• _INSTRUCTIONS FOR THE TASK_
Leave out the pictures and copy everything else in the entries exactly.

• _RECORDS SUPPLIED_
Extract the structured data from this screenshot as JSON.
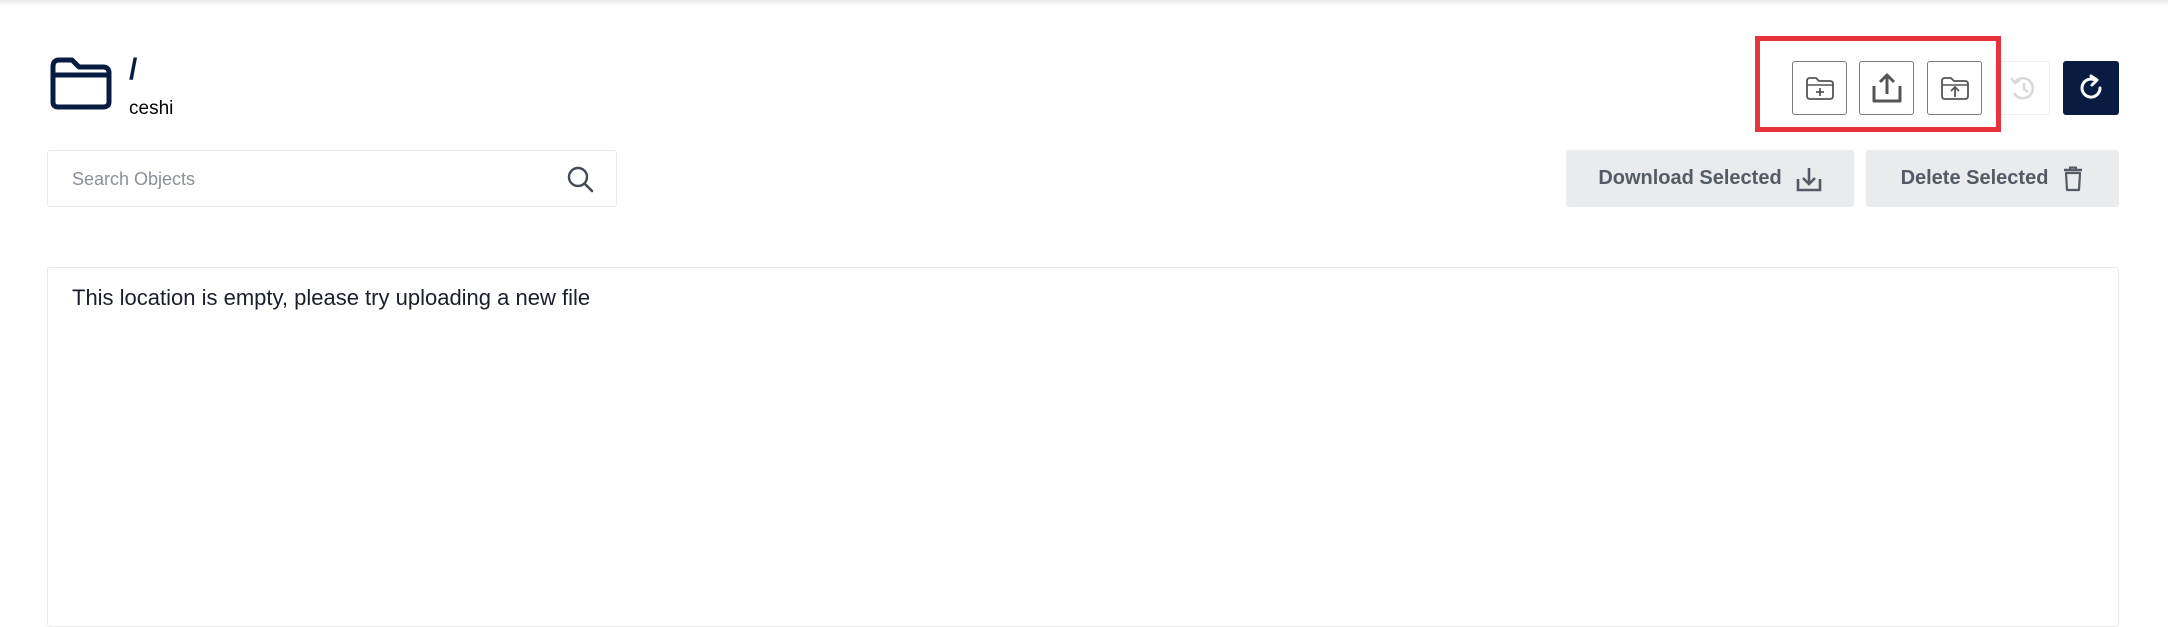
{
  "header": {
    "path": "/",
    "bucket": "ceshi"
  },
  "toolbar": {
    "buttons": [
      {
        "name": "create-folder",
        "icon": "folder-plus-icon"
      },
      {
        "name": "upload-file",
        "icon": "upload-icon"
      },
      {
        "name": "upload-folder",
        "icon": "folder-upload-icon"
      },
      {
        "name": "rewind",
        "icon": "history-icon",
        "disabled": true
      },
      {
        "name": "refresh",
        "icon": "refresh-icon"
      }
    ],
    "highlight_color": "#e8333e"
  },
  "search": {
    "placeholder": "Search Objects",
    "value": ""
  },
  "actions": {
    "download_label": "Download Selected",
    "delete_label": "Delete Selected"
  },
  "content": {
    "empty_message": "This location is empty, please try uploading a new file"
  },
  "colors": {
    "primary": "#081c42",
    "action_bg": "#e9ebed",
    "action_text": "#555b66"
  }
}
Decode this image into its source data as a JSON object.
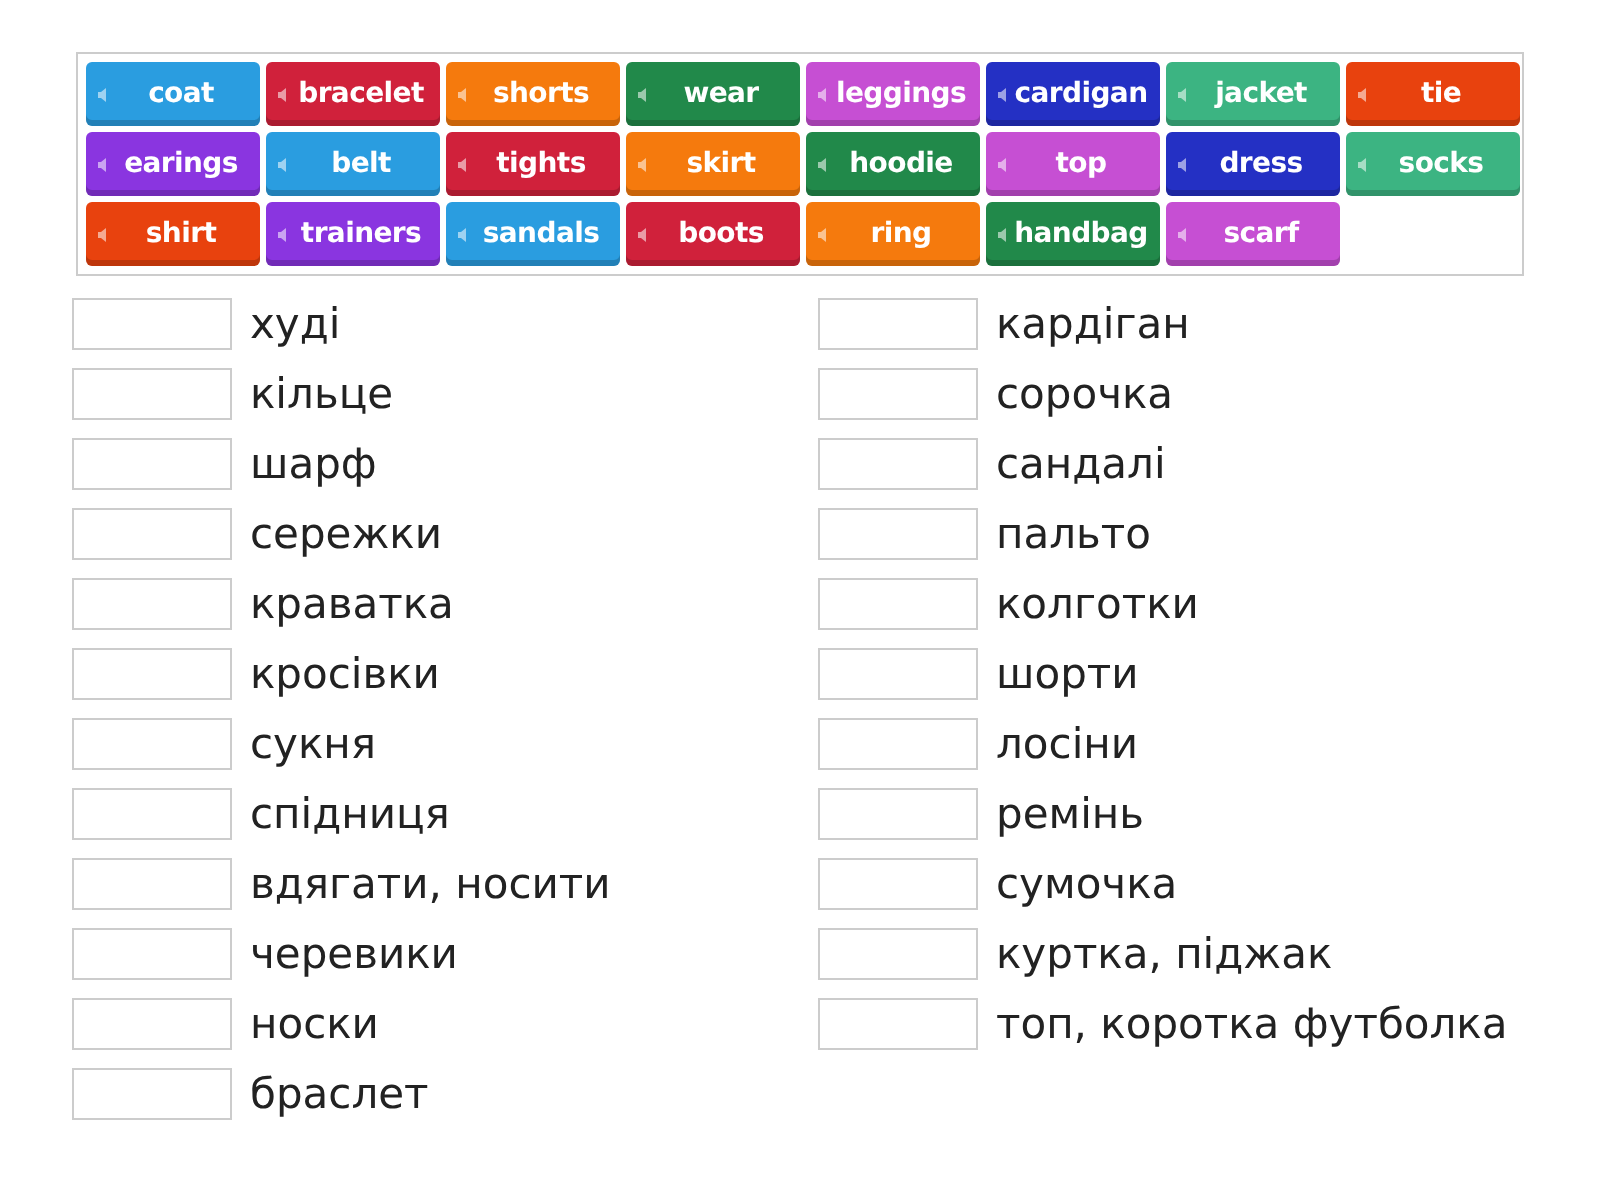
{
  "tiles": [
    {
      "word": "coat",
      "color": "#2a9de0"
    },
    {
      "word": "bracelet",
      "color": "#d0213b"
    },
    {
      "word": "shorts",
      "color": "#f57a0d"
    },
    {
      "word": "wear",
      "color": "#21894a"
    },
    {
      "word": "leggings",
      "color": "#c64fd3"
    },
    {
      "word": "cardigan",
      "color": "#2430c4"
    },
    {
      "word": "jacket",
      "color": "#3cb482"
    },
    {
      "word": "tie",
      "color": "#e8420e"
    },
    {
      "word": "earings",
      "color": "#8a35e0"
    },
    {
      "word": "belt",
      "color": "#2a9de0"
    },
    {
      "word": "tights",
      "color": "#d0213b"
    },
    {
      "word": "skirt",
      "color": "#f57a0d"
    },
    {
      "word": "hoodie",
      "color": "#21894a"
    },
    {
      "word": "top",
      "color": "#c64fd3"
    },
    {
      "word": "dress",
      "color": "#2430c4"
    },
    {
      "word": "socks",
      "color": "#3cb482"
    },
    {
      "word": "shirt",
      "color": "#e8420e"
    },
    {
      "word": "trainers",
      "color": "#8a35e0"
    },
    {
      "word": "sandals",
      "color": "#2a9de0"
    },
    {
      "word": "boots",
      "color": "#d0213b"
    },
    {
      "word": "ring",
      "color": "#f57a0d"
    },
    {
      "word": "handbag",
      "color": "#21894a"
    },
    {
      "word": "scarf",
      "color": "#c64fd3"
    }
  ],
  "columns": [
    [
      "худі",
      "кільце",
      "шарф",
      "сережки",
      "краватка",
      "кросівки",
      "сукня",
      "спідниця",
      "вдягати, носити",
      "черевики",
      "носки",
      "браслет"
    ],
    [
      "кардіган",
      "сорочка",
      "сандалі",
      "пальто",
      "колготки",
      "шорти",
      "лосіни",
      "ремінь",
      "сумочка",
      "куртка, піджак",
      "топ, коротка футболка"
    ]
  ]
}
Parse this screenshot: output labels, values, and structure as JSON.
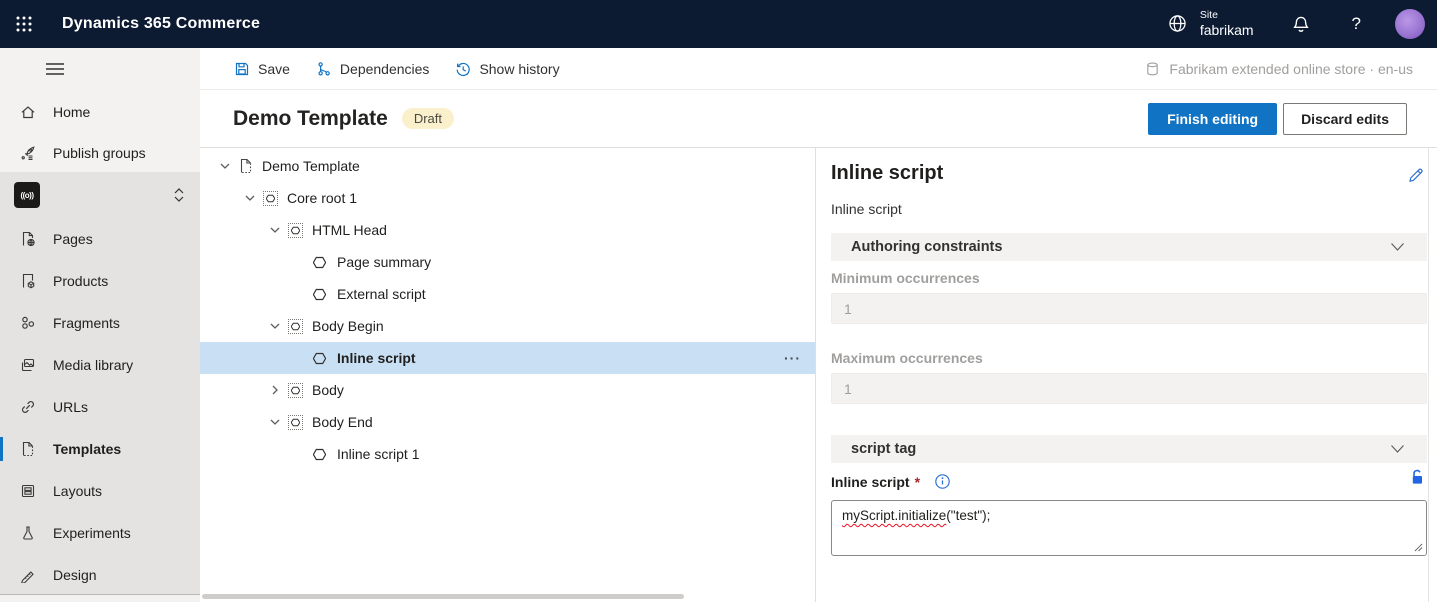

• _THE RESPONSE_
Extract the structured data from this screenshot as JSON.
{
  "header": {
    "path": "/",
    "bucket": "ceshi"
  },
  "toolbar": {
    "buttons": [
      {
        "name": "create-folder",
        "icon": "folder-plus-icon"
      },
      {
        "name": "upload-file",
        "icon": "upload-icon"
      },
      {
        "name": "upload-folder",
        "icon": "folder-upload-icon"
      },
      {
        "name": "rewind",
        "icon": "history-icon",
        "disabled": true
      },
      {
        "name": "refresh",
        "icon": "refresh-icon"
      }
    ],
    "highlight_color": "#e8333e"
  },
  "search": {
    "placeholder": "Search Objects",
    "value": ""
  },
  "actions": {
    "download_label": "Download Selected",
    "delete_label": "Delete Selected"
  },
  "content": {
    "empty_message": "This location is empty, please try uploading a new file"
  },
  "colors": {
    "primary": "#081c42",
    "action_bg": "#e9ebed",
    "action_text": "#555b66"
  }
}
Decode this image into its source data as a JSON object.
{
  "tiles": [
    {
      "word": "coat",
      "color": "#2a9de0"
    },
    {
      "word": "bracelet",
      "color": "#d0213b"
    },
    {
      "word": "shorts",
      "color": "#f57a0d"
    },
    {
      "word": "wear",
      "color": "#21894a"
    },
    {
      "word": "leggings",
      "color": "#c64fd3"
    },
    {
      "word": "cardigan",
      "color": "#2430c4"
    },
    {
      "word": "jacket",
      "color": "#3cb482"
    },
    {
      "word": "tie",
      "color": "#e8420e"
    },
    {
      "word": "earings",
      "color": "#8a35e0"
    },
    {
      "word": "belt",
      "color": "#2a9de0"
    },
    {
      "word": "tights",
      "color": "#d0213b"
    },
    {
      "word": "skirt",
      "color": "#f57a0d"
    },
    {
      "word": "hoodie",
      "color": "#21894a"
    },
    {
      "word": "top",
      "color": "#c64fd3"
    },
    {
      "word": "dress",
      "color": "#2430c4"
    },
    {
      "word": "socks",
      "color": "#3cb482"
    },
    {
      "word": "shirt",
      "color": "#e8420e"
    },
    {
      "word": "trainers",
      "color": "#8a35e0"
    },
    {
      "word": "sandals",
      "color": "#2a9de0"
    },
    {
      "word": "boots",
      "color": "#d0213b"
    },
    {
      "word": "ring",
      "color": "#f57a0d"
    },
    {
      "word": "handbag",
      "color": "#21894a"
    },
    {
      "word": "scarf",
      "color": "#c64fd3"
    }
  ],
  "columns": [
    [
      "худі",
      "кільце",
      "шарф",
      "сережки",
      "краватка",
      "кросівки",
      "сукня",
      "спідниця",
      "вдягати, носити",
      "черевики",
      "носки",
      "браслет"
    ],
    [
      "кардіган",
      "сорочка",
      "сандалі",
      "пальто",
      "колготки",
      "шорти",
      "лосіни",
      "ремінь",
      "сумочка",
      "куртка, піджак",
      "топ, коротка футболка"
    ]
  ]
}
Parse this screenshot: output labels, values, and structure as JSON.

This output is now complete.